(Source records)
^^^^^^^^

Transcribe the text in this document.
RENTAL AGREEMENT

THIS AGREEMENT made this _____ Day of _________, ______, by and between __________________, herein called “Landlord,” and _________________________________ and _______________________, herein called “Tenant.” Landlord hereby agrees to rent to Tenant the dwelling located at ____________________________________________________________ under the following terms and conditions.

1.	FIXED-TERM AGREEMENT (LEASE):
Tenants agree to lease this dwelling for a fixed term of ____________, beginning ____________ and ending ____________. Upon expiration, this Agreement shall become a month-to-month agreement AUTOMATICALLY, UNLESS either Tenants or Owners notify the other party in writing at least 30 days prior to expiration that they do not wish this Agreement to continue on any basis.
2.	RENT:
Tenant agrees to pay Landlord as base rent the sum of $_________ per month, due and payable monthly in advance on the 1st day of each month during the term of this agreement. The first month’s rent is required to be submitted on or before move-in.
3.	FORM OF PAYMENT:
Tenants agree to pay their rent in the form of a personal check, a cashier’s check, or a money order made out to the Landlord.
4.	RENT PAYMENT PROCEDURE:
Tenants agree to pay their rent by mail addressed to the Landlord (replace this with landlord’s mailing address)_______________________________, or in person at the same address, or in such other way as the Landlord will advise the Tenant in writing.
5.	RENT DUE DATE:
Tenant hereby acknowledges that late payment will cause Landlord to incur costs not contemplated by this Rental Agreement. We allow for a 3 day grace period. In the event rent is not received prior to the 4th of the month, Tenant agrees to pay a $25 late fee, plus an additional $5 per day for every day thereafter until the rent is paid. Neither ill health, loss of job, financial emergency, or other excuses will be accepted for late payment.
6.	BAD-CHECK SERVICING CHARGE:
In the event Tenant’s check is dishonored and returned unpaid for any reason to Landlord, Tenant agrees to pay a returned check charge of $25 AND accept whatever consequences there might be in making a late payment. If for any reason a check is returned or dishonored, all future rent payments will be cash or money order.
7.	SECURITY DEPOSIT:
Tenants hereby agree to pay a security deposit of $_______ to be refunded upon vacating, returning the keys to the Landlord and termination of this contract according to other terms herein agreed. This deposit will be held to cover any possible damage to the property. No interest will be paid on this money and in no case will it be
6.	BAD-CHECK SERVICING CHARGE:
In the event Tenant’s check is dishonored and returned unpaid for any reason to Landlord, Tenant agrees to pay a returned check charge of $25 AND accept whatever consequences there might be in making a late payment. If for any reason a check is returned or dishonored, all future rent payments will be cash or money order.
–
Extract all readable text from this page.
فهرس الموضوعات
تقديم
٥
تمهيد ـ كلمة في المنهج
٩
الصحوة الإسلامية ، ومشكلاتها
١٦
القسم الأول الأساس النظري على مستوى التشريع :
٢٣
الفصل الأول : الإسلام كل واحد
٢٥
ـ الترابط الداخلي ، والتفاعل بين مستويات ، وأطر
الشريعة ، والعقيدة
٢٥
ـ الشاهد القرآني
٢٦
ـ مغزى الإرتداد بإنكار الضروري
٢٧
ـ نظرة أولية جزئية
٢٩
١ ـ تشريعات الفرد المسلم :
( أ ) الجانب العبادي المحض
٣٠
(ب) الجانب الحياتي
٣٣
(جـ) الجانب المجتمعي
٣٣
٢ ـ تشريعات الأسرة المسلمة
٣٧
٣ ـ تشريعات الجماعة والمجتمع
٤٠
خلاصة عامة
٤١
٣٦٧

^^^^^^^^

> PROBLEM: Write out the listing once more, matching it exactly.

> ANSWER:
Transcribe the text in this document.
RENTAL AGREEMENT

THIS AGREEMENT made this _____ Day of _________, ______, by and between __________________, herein called “Landlord,” and _________________________________ and _______________________, herein called “Tenant.” Landlord hereby agrees to rent to Tenant the dwelling located at ____________________________________________________________ under the following terms and conditions.

1.	FIXED-TERM AGREEMENT (LEASE):
Tenants agree to lease this dwelling for a fixed term of ____________, beginning ____________ and ending ____________. Upon expiration, this Agreement shall become a month-to-month agreement AUTOMATICALLY, UNLESS either Tenants or Owners notify the other party in writing at least 30 days prior to expiration that they do not wish this Agreement to continue on any basis.
2.	RENT:
Tenant agrees to pay Landlord as base rent the sum of $_________ per month, due and payable monthly in advance on the 1st day of each month during the term of this agreement. The first month’s rent is required to be submitted on or before move-in.
3.	FORM OF PAYMENT:
Tenants agree to pay their rent in the form of a personal check, a cashier’s check, or a money order made out to the Landlord.
4.	RENT PAYMENT PROCEDURE:
Tenants agree to pay their rent by mail addressed to the Landlord (replace this with landlord’s mailing address)_______________________________, or in person at the same address, or in such other way as the Landlord will advise the Tenant in writing.
5.	RENT DUE DATE:
Tenant hereby acknowledges that late payment will cause Landlord to incur costs not contemplated by this Rental Agreement. We allow for a 3 day grace period. In the event rent is not received prior to the 4th of the month, Tenant agrees to pay a $25 late fee, plus an additional $5 per day for every day thereafter until the rent is paid. Neither ill health, loss of job, financial emergency, or other excuses will be accepted for late payment.
6.	BAD-CHECK SERVICING CHARGE:
In the event Tenant’s check is dishonored and returned unpaid for any reason to Landlord, Tenant agrees to pay a returned check charge of $25 AND accept whatever consequences there might be in making a late payment. If for any reason a check is returned or dishonored, all future rent payments will be cash or money order.
7.	SECURITY DEPOSIT:
Tenants hereby agree to pay a security deposit of $_______ to be refunded upon vacating, returning the keys to the Landlord and termination of this contract according to other terms herein agreed. This deposit will be held to cover any possible damage to the property. No interest will be paid on this money and in no case will it be
6.	BAD-CHECK SERVICING CHARGE:
In the event Tenant’s check is dishonored and returned unpaid for any reason to Landlord, Tenant agrees to pay a returned check charge of $25 AND accept whatever consequences there might be in making a late payment. If for any reason a check is returned or dishonored, all future rent payments will be cash or money order.
–
Extract all readable text from this page.
فهرس الموضوعات
تقديم
٥
تمهيد ـ كلمة في المنهج
٩
الصحوة الإسلامية ، ومشكلاتها
١٦
القسم الأول الأساس النظري على مستوى التشريع :
٢٣
الفصل الأول : الإسلام كل واحد
٢٥
ـ الترابط الداخلي ، والتفاعل بين مستويات ، وأطر
الشريعة ، والعقيدة
٢٥
ـ الشاهد القرآني
٢٦
ـ مغزى الإرتداد بإنكار الضروري
٢٧
ـ نظرة أولية جزئية
٢٩
١ ـ تشريعات الفرد المسلم :
( أ ) الجانب العبادي المحض
٣٠
(ب) الجانب الحياتي
٣٣
(جـ) الجانب المجتمعي
٣٣
٢ ـ تشريعات الأسرة المسلمة
٣٧
٣ ـ تشريعات الجماعة والمجتمع
٤٠
خلاصة عامة
٤١
٣٦٧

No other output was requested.